## Aim
In the listing below, pick out lines with "document".

## Recorded data

——————

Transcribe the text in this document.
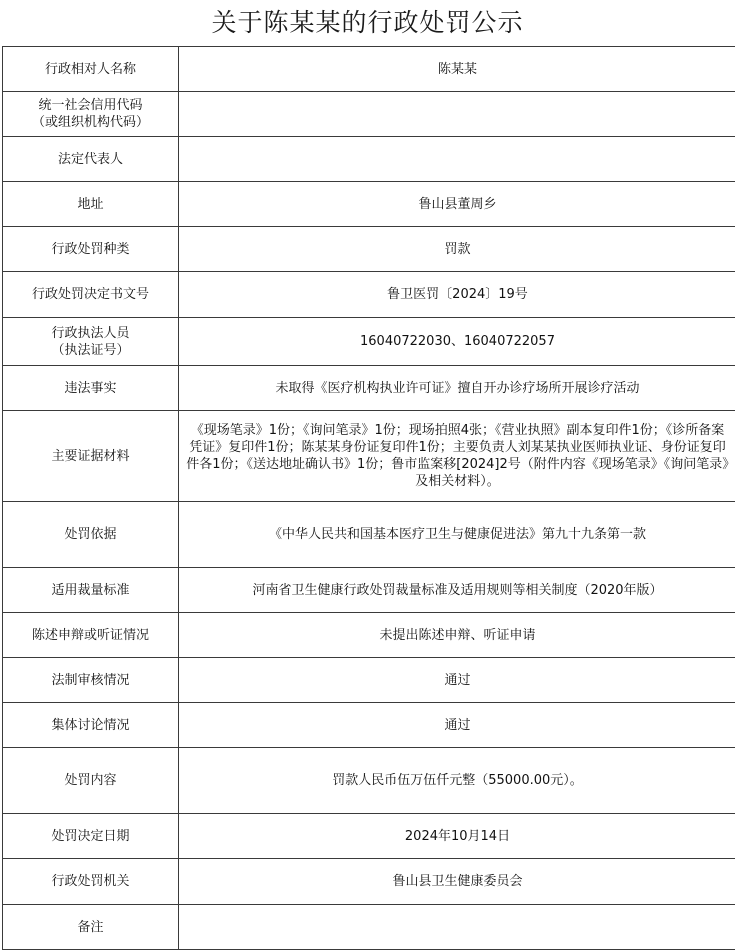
关于陈某某的行政处罚公示
行政相对人名称	陈某某

统一社会信用代码
（或组织机构代码）	

法定代表人	
地址	鲁山县董周乡
行政处罚种类	罚款
行政处罚决定书文号	鲁卫医罚〔2024〕19号

行政执法人员
（执法证号）	16040722030、16040722057
违法事实	未取得《医疗机构执业许可证》擅自开办诊疗场所开展诊疗活动
主要证据材料	《现场笔录》1份；《询问笔录》1份；现场拍照4张；《营业执照》副本复印件1份；《诊所备案凭证》复印件1份；陈某某身份证复印件1份；主要负责人刘某某执业医师执业证、身份证复印件各1份；《送达地址确认书》1份；鲁市监案移[2024]2号（附件内容《现场笔录》《询问笔录》及相关材料）。
处罚依据	《中华人民共和国基本医疗卫生与健康促进法》第九十九条第一款
适用裁量标准	河南省卫生健康行政处罚裁量标准及适用规则等相关制度（2020年版）
陈述申辩或听证情况	未提出陈述申辩、听证申请
法制审核情况	通过
集体讨论情况	通过
处罚内容	罚款人民币伍万伍仟元整（55000.00元）。
处罚决定日期	2024年10月14日
行政处罚机关	鲁山县卫生健康委员会
备注	
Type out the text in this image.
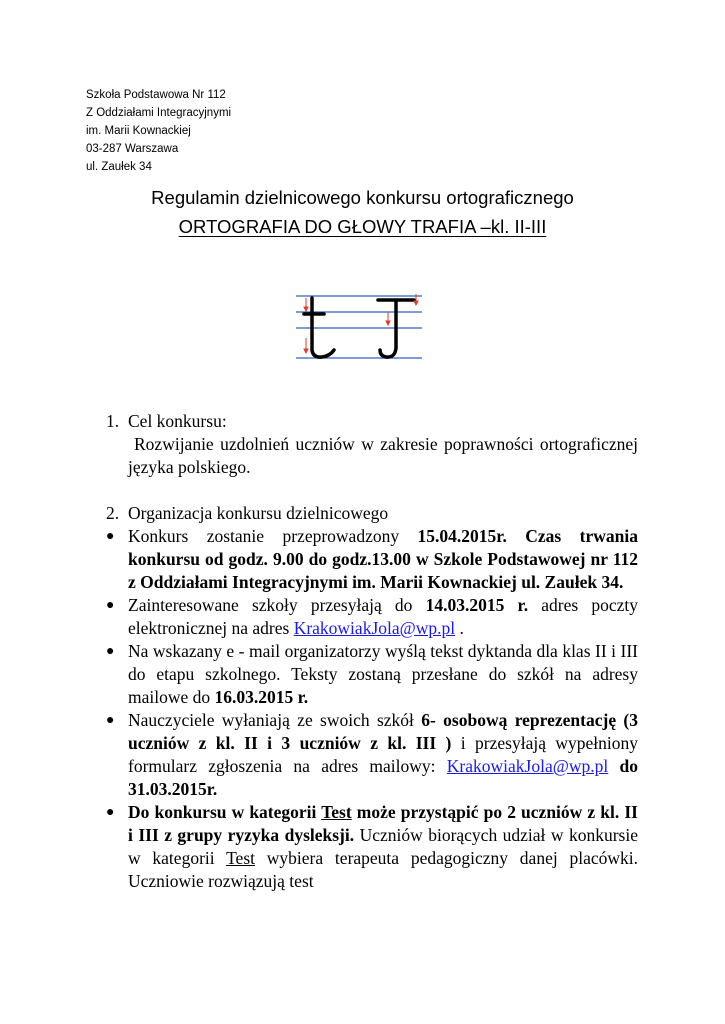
Szkoła Podstawowa Nr 112
Z Oddziałami Integracyjnymi
im. Marii Kownackiej
03-287 Warszawa
ul. Zaułek 34
Regulamin dzielnicowego konkursu ortograficznego
ORTOGRAFIA DO GŁOWY TRAFIA –kl. II-III
1. Cel konkursu:
Rozwijanie uzdolnień uczniów w zakresie poprawności ortograficznej języka polskiego.
2. Organizacja konkursu dzielnicowego
● Konkurs zostanie przeprowadzony 15.04.2015r. Czas trwania konkursu od godz. 9.00 do godz.13.00 w Szkole Podstawowej nr 112 z Oddziałami Integracyjnymi im. Marii Kownackiej ul. Zaułek 34.
● Zainteresowane szkoły przesyłają do 14.03.2015 r. adres poczty elektronicznej na adres KrakowiakJola@wp.pl .
● Na wskazany e - mail organizatorzy wyślą tekst dyktanda dla klas II i III do etapu szkolnego. Teksty zostaną przesłane do szkół na adresy mailowe do 16.03.2015 r.
● Nauczyciele wyłaniają ze swoich szkół 6- osobową reprezentację (3 uczniów z kl. II i 3 uczniów z kl. III ) i przesyłają wypełniony formularz zgłoszenia na adres mailowy: KrakowiakJola@wp.pl do 31.03.2015r.
● Do konkursu w kategorii Test może przystąpić po 2 uczniów z kl. II i III z grupy ryzyka dysleksji. Uczniów biorących udział w konkursie w kategorii Test wybiera terapeuta pedagogiczny danej placówki. Uczniowie rozwiązują test
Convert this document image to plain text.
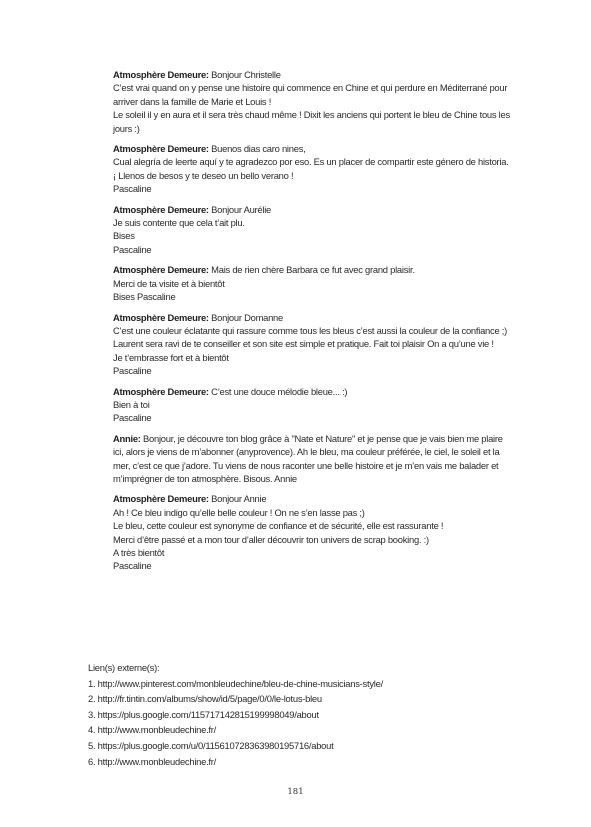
Atmosphère Demeure: Bonjour Christelle

C’est vrai quand on y pense une histoire qui commence en Chine et qui perdure en Méditerrané pour arriver dans la famille de Marie et Louis !

Le soleil il y en aura et il sera très chaud même ! Dixit les anciens qui portent le bleu de Chine tous les jours :)

Atmosphère Demeure: Buenos dias caro nines,

Cual alegría de leerte aquí y te agradezco por eso. Es un placer de compartir este género de historia.

¡ Llenos de besos y te deseo un bello verano !

Pascaline

Atmosphère Demeure: Bonjour Aurélie

Je suis contente que cela t’ait plu.

Bises

Pascaline

Atmosphère Demeure: Mais de rien chère Barbara ce fut avec grand plaisir.

Merci de ta visite et à bientôt

Bises Pascaline

Atmosphère Demeure: Bonjour Domanne

C’est une couleur éclatante qui rassure comme tous les bleus c’est aussi la couleur de la confiance ;)

Laurent sera ravi de te conseiller et son site est simple et pratique. Fait toi plaisir On a qu’une vie !

Je t’embrasse fort et à bientôt

Pascaline

Atmosphère Demeure: C’est une douce mélodie bleue... :)

Bien à toi

Pascaline

Annie: Bonjour, je découvre ton blog grâce à "Nate et Nature" et je pense que je vais bien me plaire ici, alors je viens de m’abonner (anyprovence). Ah le bleu, ma couleur préférée, le ciel, le soleil et la mer, c’est ce que j’adore. Tu viens de nous raconter une belle histoire et je m’en vais me balader et m’imprégner de ton atmosphère. Bisous. Annie

Atmosphère Demeure: Bonjour Annie

Ah ! Ce bleu indigo qu’elle belle couleur ! On ne s’en lasse pas ;)

Le bleu, cette couleur est synonyme de confiance et de sécurité, elle est rassurante !

Merci d’être passé et a mon tour d’aller découvrir ton univers de scrap booking. :)

A très bientôt

Pascaline

Lien(s) externe(s):

1. http://www.pinterest.com/monbleudechine/bleu-de-chine-musicians-style/

2. http://fr.tintin.com/albums/show/id/5/page/0/0/le-lotus-bleu

3. https://plus.google.com/115717142815199998049/about

4. http://www.monbleudechine.fr/

5. https://plus.google.com/u/0/115610728363980195716/about

6. http://www.monbleudechine.fr/

181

——————

## Answer to the task
Transcribe the text in this document.
Convert this document image to plain text.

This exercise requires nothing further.